**Task to carry out:** Below are some records; reproduce every one of them exactly.

**Dataset records:**
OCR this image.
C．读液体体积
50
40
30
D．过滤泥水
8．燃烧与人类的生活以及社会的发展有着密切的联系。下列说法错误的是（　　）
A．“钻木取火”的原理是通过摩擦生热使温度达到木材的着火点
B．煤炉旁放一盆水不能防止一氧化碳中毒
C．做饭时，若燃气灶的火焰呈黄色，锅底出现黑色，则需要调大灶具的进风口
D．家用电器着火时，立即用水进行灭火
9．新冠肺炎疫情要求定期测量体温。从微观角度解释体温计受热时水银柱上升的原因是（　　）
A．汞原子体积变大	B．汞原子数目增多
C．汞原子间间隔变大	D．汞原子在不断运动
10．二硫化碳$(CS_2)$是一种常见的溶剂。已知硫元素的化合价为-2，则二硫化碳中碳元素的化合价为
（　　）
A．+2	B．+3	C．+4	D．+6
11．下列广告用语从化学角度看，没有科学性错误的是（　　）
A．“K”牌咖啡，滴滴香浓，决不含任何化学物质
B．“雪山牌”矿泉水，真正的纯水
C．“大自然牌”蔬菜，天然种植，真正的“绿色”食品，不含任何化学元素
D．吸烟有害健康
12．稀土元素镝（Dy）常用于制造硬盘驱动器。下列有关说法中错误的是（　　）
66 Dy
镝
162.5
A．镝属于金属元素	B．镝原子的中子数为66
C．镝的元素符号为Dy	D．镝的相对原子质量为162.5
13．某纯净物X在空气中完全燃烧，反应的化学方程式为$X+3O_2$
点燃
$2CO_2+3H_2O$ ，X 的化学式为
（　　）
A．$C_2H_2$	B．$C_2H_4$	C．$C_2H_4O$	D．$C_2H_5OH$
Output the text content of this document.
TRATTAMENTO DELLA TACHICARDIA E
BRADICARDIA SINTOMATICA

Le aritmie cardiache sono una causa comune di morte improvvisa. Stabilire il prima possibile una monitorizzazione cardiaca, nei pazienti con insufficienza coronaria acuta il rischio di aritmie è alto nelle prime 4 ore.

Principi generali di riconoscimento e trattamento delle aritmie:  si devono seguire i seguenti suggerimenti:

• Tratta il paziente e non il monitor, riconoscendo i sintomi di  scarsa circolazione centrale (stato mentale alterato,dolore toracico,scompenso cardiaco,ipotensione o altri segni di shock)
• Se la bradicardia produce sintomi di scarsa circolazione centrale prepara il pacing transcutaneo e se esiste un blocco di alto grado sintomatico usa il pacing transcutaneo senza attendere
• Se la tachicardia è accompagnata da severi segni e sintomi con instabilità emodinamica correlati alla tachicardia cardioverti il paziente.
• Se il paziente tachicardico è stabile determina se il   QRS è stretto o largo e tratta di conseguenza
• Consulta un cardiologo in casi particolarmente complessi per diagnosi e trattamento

**Worked solution:**
OCR this image.
C．读液体体积
50
40
30
D．过滤泥水
8．燃烧与人类的生活以及社会的发展有着密切的联系。下列说法错误的是（　　）
A．“钻木取火”的原理是通过摩擦生热使温度达到木材的着火点
B．煤炉旁放一盆水不能防止一氧化碳中毒
C．做饭时，若燃气灶的火焰呈黄色，锅底出现黑色，则需要调大灶具的进风口
D．家用电器着火时，立即用水进行灭火
9．新冠肺炎疫情要求定期测量体温。从微观角度解释体温计受热时水银柱上升的原因是（　　）
A．汞原子体积变大	B．汞原子数目增多
C．汞原子间间隔变大	D．汞原子在不断运动
10．二硫化碳$(CS_2)$是一种常见的溶剂。已知硫元素的化合价为-2，则二硫化碳中碳元素的化合价为
（　　）
A．+2	B．+3	C．+4	D．+6
11．下列广告用语从化学角度看，没有科学性错误的是（　　）
A．“K”牌咖啡，滴滴香浓，决不含任何化学物质
B．“雪山牌”矿泉水，真正的纯水
C．“大自然牌”蔬菜，天然种植，真正的“绿色”食品，不含任何化学元素
D．吸烟有害健康
12．稀土元素镝（Dy）常用于制造硬盘驱动器。下列有关说法中错误的是（　　）
66 Dy
镝
162.5
A．镝属于金属元素	B．镝原子的中子数为66
C．镝的元素符号为Dy	D．镝的相对原子质量为162.5
13．某纯净物X在空气中完全燃烧，反应的化学方程式为$X+3O_2$
点燃
$2CO_2+3H_2O$ ，X 的化学式为
（　　）
A．$C_2H_2$	B．$C_2H_4$	C．$C_2H_4O$	D．$C_2H_5OH$
Output the text content of this document.
TRATTAMENTO DELLA TACHICARDIA E
BRADICARDIA SINTOMATICA

Le aritmie cardiache sono una causa comune di morte improvvisa. Stabilire il prima possibile una monitorizzazione cardiaca, nei pazienti con insufficienza coronaria acuta il rischio di aritmie è alto nelle prime 4 ore.

Principi generali di riconoscimento e trattamento delle aritmie:  si devono seguire i seguenti suggerimenti:

• Tratta il paziente e non il monitor, riconoscendo i sintomi di  scarsa circolazione centrale (stato mentale alterato,dolore toracico,scompenso cardiaco,ipotensione o altri segni di shock)
• Se la bradicardia produce sintomi di scarsa circolazione centrale prepara il pacing transcutaneo e se esiste un blocco di alto grado sintomatico usa il pacing transcutaneo senza attendere
• Se la tachicardia è accompagnata da severi segni e sintomi con instabilità emodinamica correlati alla tachicardia cardioverti il paziente.
• Se il paziente tachicardico è stabile determina se il   QRS è stretto o largo e tratta di conseguenza
• Consulta un cardiologo in casi particolarmente complessi per diagnosi e trattamento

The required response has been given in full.